# ITEMS start

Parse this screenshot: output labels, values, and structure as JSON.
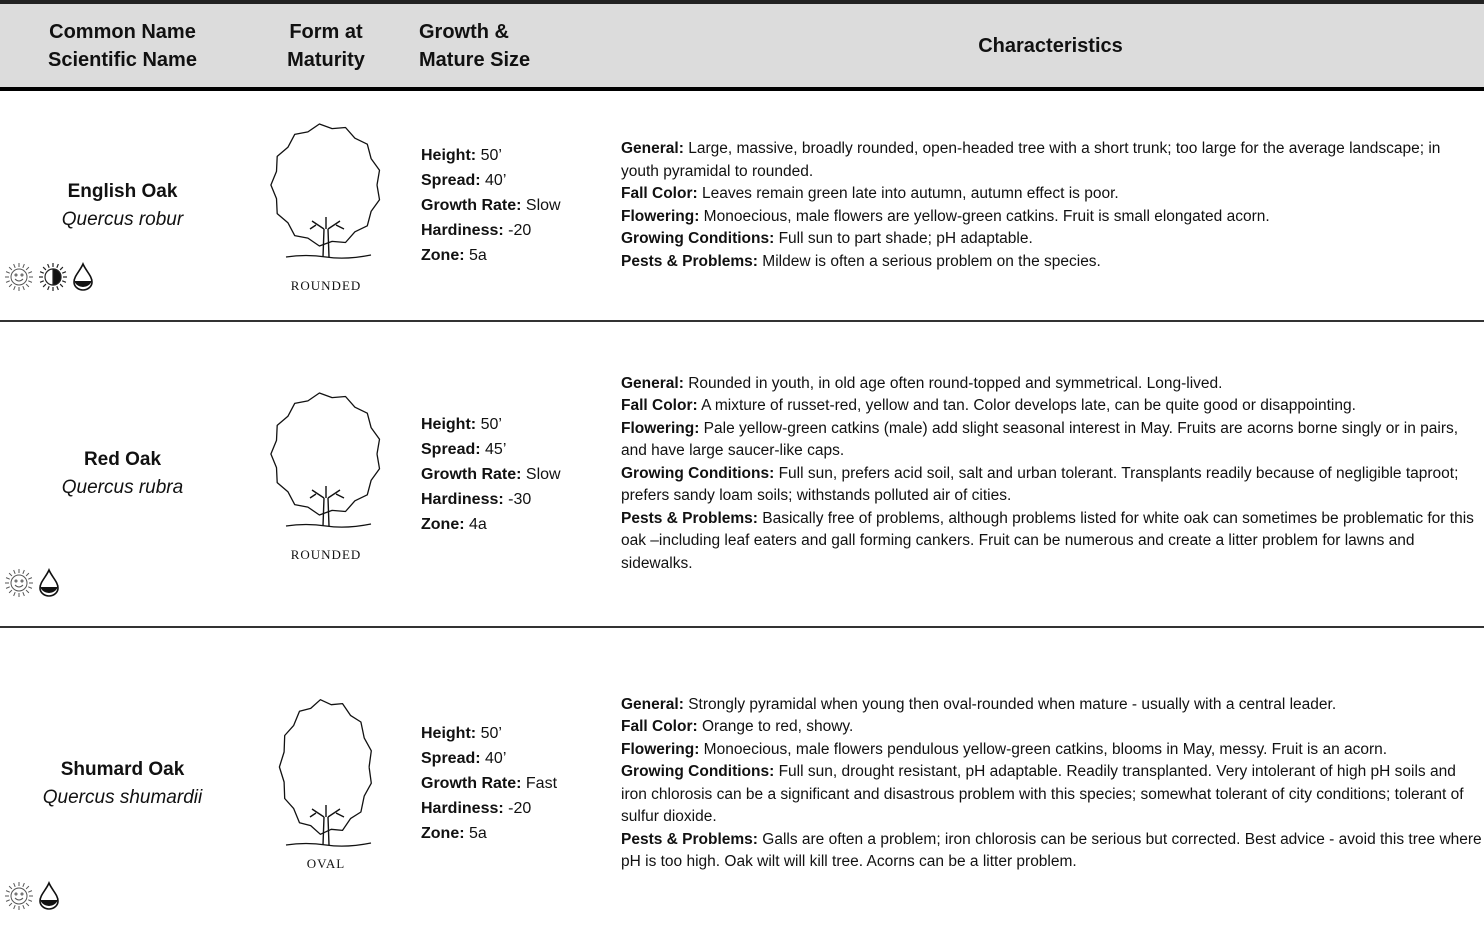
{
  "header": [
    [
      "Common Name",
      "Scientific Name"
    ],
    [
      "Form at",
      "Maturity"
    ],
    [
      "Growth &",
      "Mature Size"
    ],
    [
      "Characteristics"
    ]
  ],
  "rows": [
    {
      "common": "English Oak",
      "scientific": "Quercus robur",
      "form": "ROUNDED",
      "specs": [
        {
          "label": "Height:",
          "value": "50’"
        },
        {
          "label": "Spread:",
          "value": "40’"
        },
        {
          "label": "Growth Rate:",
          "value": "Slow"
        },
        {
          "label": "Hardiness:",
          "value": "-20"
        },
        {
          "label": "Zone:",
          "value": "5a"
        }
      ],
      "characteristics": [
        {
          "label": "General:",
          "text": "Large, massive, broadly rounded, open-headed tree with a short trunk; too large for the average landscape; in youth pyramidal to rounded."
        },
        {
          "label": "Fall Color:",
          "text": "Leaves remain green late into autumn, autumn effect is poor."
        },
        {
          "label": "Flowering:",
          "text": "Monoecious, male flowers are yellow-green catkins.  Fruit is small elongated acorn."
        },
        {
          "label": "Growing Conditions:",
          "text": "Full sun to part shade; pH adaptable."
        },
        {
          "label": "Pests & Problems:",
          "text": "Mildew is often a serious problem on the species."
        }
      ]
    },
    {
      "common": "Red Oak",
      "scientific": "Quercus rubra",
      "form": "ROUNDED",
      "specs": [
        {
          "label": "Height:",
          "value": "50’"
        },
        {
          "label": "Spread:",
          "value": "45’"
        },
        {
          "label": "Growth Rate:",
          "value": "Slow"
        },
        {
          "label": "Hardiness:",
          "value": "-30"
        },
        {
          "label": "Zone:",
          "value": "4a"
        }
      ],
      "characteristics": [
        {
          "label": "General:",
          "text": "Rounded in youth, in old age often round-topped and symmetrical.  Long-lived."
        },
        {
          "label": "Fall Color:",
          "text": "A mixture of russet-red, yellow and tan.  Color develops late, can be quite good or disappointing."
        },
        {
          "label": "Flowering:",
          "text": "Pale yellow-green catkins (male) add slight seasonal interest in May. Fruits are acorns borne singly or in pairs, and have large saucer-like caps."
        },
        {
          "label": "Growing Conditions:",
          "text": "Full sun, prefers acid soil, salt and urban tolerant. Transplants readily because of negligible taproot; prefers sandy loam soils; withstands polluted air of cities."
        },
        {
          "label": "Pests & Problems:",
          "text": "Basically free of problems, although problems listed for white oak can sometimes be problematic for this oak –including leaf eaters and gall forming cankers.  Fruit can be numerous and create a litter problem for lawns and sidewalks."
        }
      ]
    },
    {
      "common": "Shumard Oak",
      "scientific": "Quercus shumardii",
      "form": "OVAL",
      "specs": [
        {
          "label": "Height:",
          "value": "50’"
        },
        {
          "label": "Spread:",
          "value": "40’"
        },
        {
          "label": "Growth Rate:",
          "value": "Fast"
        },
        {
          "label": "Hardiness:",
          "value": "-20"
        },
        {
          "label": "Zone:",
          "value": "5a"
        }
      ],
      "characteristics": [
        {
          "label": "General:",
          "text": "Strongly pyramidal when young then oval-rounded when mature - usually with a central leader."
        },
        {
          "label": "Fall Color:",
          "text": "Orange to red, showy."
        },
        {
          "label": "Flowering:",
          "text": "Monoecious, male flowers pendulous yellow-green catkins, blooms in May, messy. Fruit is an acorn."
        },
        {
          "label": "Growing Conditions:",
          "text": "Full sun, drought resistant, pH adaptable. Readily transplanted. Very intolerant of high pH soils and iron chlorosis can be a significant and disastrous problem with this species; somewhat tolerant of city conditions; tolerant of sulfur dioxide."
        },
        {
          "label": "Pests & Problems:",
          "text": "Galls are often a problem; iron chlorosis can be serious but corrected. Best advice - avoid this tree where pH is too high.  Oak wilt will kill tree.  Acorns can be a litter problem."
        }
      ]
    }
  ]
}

# ITEMS end
# ITEMS start

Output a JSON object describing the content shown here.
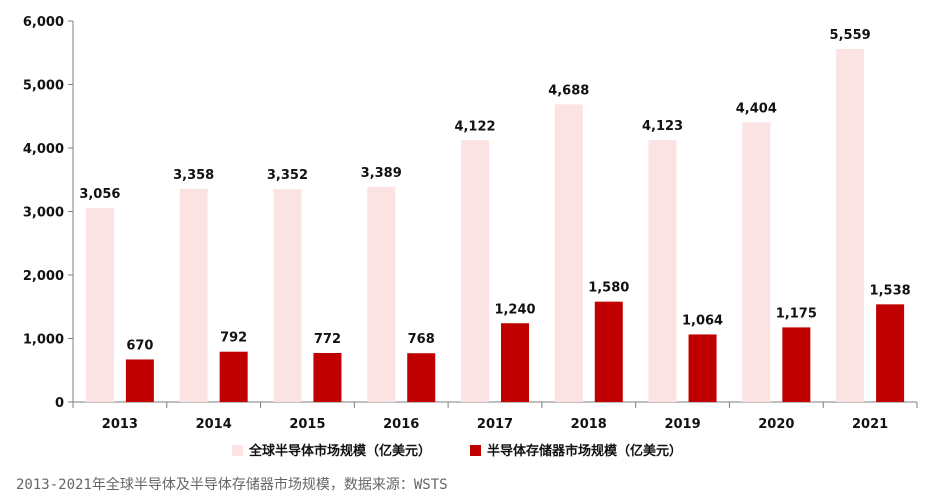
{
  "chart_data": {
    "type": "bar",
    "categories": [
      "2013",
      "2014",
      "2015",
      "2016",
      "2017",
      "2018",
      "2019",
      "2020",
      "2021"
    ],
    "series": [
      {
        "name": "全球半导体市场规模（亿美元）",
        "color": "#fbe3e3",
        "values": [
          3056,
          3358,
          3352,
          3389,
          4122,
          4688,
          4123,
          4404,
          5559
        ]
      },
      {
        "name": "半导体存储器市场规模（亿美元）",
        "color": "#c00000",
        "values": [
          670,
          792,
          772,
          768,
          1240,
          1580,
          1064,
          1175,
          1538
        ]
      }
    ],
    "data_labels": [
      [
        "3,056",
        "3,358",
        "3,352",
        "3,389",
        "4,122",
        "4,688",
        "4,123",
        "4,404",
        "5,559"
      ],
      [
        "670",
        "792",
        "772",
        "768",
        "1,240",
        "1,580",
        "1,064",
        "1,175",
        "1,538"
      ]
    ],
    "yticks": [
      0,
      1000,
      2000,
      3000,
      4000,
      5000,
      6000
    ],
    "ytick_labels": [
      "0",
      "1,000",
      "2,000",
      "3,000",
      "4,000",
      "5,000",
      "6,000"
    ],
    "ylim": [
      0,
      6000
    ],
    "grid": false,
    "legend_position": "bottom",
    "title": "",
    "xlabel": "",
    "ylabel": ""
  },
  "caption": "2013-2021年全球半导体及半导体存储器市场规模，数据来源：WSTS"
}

# ITEMS end
# ITEMS start

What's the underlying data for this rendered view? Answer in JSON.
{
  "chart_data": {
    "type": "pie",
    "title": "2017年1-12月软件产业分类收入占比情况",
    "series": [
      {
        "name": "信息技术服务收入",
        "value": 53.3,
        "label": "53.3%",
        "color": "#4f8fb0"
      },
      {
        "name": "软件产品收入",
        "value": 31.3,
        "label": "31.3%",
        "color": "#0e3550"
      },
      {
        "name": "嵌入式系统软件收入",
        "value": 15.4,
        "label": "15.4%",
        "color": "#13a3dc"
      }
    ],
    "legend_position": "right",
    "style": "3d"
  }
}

# ITEMS end

Which lines hold the string "Quercus"? Copy all of them from the data above.

      "scientific": "Quercus robur",
      "scientific": "Quercus rubra",
      "scientific": "Quercus shumardii",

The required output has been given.